** Begin Given data **
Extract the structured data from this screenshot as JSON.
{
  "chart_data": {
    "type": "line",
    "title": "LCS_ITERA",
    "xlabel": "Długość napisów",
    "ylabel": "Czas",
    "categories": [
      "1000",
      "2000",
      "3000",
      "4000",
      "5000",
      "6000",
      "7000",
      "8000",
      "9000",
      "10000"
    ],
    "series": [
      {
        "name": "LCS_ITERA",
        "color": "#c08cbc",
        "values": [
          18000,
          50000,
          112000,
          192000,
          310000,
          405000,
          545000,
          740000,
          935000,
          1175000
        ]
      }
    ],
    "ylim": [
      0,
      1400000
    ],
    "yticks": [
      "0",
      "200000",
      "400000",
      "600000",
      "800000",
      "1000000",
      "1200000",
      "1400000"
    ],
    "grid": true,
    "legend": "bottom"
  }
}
** End Given data **
▶ What to work on
From the records above, please extract every line and repeat it exactly.

▶ Output of the exercise
Extract the structured data from this screenshot as JSON.
{
  "chart_data": {
    "type": "line",
    "title": "LCS_ITERA",
    "xlabel": "Długość napisów",
    "ylabel": "Czas",
    "categories": [
      "1000",
      "2000",
      "3000",
      "4000",
      "5000",
      "6000",
      "7000",
      "8000",
      "9000",
      "10000"
    ],
    "series": [
      {
        "name": "LCS_ITERA",
        "color": "#c08cbc",
        "values": [
          18000,
          50000,
          112000,
          192000,
          310000,
          405000,
          545000,
          740000,
          935000,
          1175000
        ]
      }
    ],
    "ylim": [
      0,
      1400000
    ],
    "yticks": [
      "0",
      "200000",
      "400000",
      "600000",
      "800000",
      "1000000",
      "1200000",
      "1400000"
    ],
    "grid": true,
    "legend": "bottom"
  }
}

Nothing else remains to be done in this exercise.